Copy out all of the material exactly as presented.
* BEGIN Record excerpts *
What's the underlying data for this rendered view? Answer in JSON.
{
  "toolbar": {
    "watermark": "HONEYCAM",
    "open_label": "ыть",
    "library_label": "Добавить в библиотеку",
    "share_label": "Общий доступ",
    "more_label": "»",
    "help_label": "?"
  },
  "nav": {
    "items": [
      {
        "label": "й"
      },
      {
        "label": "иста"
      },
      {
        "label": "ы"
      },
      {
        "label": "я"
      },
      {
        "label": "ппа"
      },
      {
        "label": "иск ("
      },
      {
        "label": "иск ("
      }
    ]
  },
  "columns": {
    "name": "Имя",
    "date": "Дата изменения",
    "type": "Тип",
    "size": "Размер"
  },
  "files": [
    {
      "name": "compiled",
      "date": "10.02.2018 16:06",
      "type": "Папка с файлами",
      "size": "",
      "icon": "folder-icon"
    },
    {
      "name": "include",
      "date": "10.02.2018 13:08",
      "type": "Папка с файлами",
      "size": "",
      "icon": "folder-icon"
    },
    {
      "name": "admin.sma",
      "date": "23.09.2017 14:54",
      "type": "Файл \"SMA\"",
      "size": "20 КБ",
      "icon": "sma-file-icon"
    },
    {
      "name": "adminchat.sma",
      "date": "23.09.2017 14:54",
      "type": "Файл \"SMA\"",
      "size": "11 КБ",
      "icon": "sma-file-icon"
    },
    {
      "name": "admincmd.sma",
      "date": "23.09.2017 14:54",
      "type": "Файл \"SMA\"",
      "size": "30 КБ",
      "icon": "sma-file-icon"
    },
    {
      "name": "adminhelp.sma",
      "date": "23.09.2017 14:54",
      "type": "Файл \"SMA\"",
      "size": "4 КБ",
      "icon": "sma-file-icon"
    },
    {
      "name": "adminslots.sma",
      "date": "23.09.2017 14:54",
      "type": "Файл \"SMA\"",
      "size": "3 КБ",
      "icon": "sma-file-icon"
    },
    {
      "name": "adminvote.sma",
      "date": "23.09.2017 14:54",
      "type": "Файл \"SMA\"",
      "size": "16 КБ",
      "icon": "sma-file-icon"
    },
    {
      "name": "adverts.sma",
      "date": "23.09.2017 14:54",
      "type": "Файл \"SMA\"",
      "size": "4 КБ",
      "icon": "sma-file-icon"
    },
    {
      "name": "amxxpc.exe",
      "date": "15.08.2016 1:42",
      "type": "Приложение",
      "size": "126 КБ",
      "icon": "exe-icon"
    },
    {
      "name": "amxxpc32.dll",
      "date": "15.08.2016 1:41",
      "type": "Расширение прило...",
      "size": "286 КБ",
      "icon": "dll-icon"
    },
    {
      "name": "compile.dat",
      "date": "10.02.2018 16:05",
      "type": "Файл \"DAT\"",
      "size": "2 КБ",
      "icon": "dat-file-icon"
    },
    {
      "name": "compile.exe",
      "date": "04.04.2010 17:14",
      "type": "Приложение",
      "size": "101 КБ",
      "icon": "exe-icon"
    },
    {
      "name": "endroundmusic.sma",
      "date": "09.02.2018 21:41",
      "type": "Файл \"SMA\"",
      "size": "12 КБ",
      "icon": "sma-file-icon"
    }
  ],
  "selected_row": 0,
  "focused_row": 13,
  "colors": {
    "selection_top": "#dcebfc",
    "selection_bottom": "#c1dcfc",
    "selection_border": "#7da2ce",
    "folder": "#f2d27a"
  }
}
* END Record excerpts *
- **Full answer**
What's the underlying data for this rendered view? Answer in JSON.
{
  "toolbar": {
    "watermark": "HONEYCAM",
    "open_label": "ыть",
    "library_label": "Добавить в библиотеку",
    "share_label": "Общий доступ",
    "more_label": "»",
    "help_label": "?"
  },
  "nav": {
    "items": [
      {
        "label": "й"
      },
      {
        "label": "иста"
      },
      {
        "label": "ы"
      },
      {
        "label": "я"
      },
      {
        "label": "ппа"
      },
      {
        "label": "иск ("
      },
      {
        "label": "иск ("
      }
    ]
  },
  "columns": {
    "name": "Имя",
    "date": "Дата изменения",
    "type": "Тип",
    "size": "Размер"
  },
  "files": [
    {
      "name": "compiled",
      "date": "10.02.2018 16:06",
      "type": "Папка с файлами",
      "size": "",
      "icon": "folder-icon"
    },
    {
      "name": "include",
      "date": "10.02.2018 13:08",
      "type": "Папка с файлами",
      "size": "",
      "icon": "folder-icon"
    },
    {
      "name": "admin.sma",
      "date": "23.09.2017 14:54",
      "type": "Файл \"SMA\"",
      "size": "20 КБ",
      "icon": "sma-file-icon"
    },
    {
      "name": "adminchat.sma",
      "date": "23.09.2017 14:54",
      "type": "Файл \"SMA\"",
      "size": "11 КБ",
      "icon": "sma-file-icon"
    },
    {
      "name": "admincmd.sma",
      "date": "23.09.2017 14:54",
      "type": "Файл \"SMA\"",
      "size": "30 КБ",
      "icon": "sma-file-icon"
    },
    {
      "name": "adminhelp.sma",
      "date": "23.09.2017 14:54",
      "type": "Файл \"SMA\"",
      "size": "4 КБ",
      "icon": "sma-file-icon"
    },
    {
      "name": "adminslots.sma",
      "date": "23.09.2017 14:54",
      "type": "Файл \"SMA\"",
      "size": "3 КБ",
      "icon": "sma-file-icon"
    },
    {
      "name": "adminvote.sma",
      "date": "23.09.2017 14:54",
      "type": "Файл \"SMA\"",
      "size": "16 КБ",
      "icon": "sma-file-icon"
    },
    {
      "name": "adverts.sma",
      "date": "23.09.2017 14:54",
      "type": "Файл \"SMA\"",
      "size": "4 КБ",
      "icon": "sma-file-icon"
    },
    {
      "name": "amxxpc.exe",
      "date": "15.08.2016 1:42",
      "type": "Приложение",
      "size": "126 КБ",
      "icon": "exe-icon"
    },
    {
      "name": "amxxpc32.dll",
      "date": "15.08.2016 1:41",
      "type": "Расширение прило...",
      "size": "286 КБ",
      "icon": "dll-icon"
    },
    {
      "name": "compile.dat",
      "date": "10.02.2018 16:05",
      "type": "Файл \"DAT\"",
      "size": "2 КБ",
      "icon": "dat-file-icon"
    },
    {
      "name": "compile.exe",
      "date": "04.04.2010 17:14",
      "type": "Приложение",
      "size": "101 КБ",
      "icon": "exe-icon"
    },
    {
      "name": "endroundmusic.sma",
      "date": "09.02.2018 21:41",
      "type": "Файл \"SMA\"",
      "size": "12 КБ",
      "icon": "sma-file-icon"
    }
  ],
  "selected_row": 0,
  "focused_row": 13,
  "colors": {
    "selection_top": "#dcebfc",
    "selection_bottom": "#c1dcfc",
    "selection_border": "#7da2ce",
    "folder": "#f2d27a"
  }
}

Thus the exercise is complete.